## The request
Find every line below that contains the word "text" and copy it out.

## Dataset rows about figures
____

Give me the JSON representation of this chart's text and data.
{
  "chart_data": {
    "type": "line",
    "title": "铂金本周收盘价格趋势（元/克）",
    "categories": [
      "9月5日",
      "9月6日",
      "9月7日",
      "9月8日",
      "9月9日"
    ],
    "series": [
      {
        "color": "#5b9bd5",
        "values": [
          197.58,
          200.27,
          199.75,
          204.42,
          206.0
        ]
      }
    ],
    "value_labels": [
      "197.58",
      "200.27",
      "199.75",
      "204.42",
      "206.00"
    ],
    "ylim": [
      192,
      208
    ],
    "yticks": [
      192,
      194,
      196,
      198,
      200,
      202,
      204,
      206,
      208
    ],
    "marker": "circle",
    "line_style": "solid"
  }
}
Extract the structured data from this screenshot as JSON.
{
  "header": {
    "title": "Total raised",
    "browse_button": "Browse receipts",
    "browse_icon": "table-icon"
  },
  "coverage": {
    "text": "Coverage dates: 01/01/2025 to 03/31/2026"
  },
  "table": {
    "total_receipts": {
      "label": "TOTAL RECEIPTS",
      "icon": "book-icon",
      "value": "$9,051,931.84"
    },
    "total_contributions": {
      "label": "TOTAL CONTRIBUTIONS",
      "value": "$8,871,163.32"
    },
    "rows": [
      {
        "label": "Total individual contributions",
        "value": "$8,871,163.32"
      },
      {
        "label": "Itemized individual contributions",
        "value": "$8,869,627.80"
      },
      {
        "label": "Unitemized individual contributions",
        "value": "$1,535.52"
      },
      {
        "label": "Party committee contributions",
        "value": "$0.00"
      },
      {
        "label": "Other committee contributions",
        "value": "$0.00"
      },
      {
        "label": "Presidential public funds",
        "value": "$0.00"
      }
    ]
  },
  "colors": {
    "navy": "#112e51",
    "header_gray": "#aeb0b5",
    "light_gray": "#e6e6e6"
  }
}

____

## Exercise solution
Give me the JSON representation of this chart's text and data.
    "text": "Coverage dates: 01/01/2025 to 03/31/2026"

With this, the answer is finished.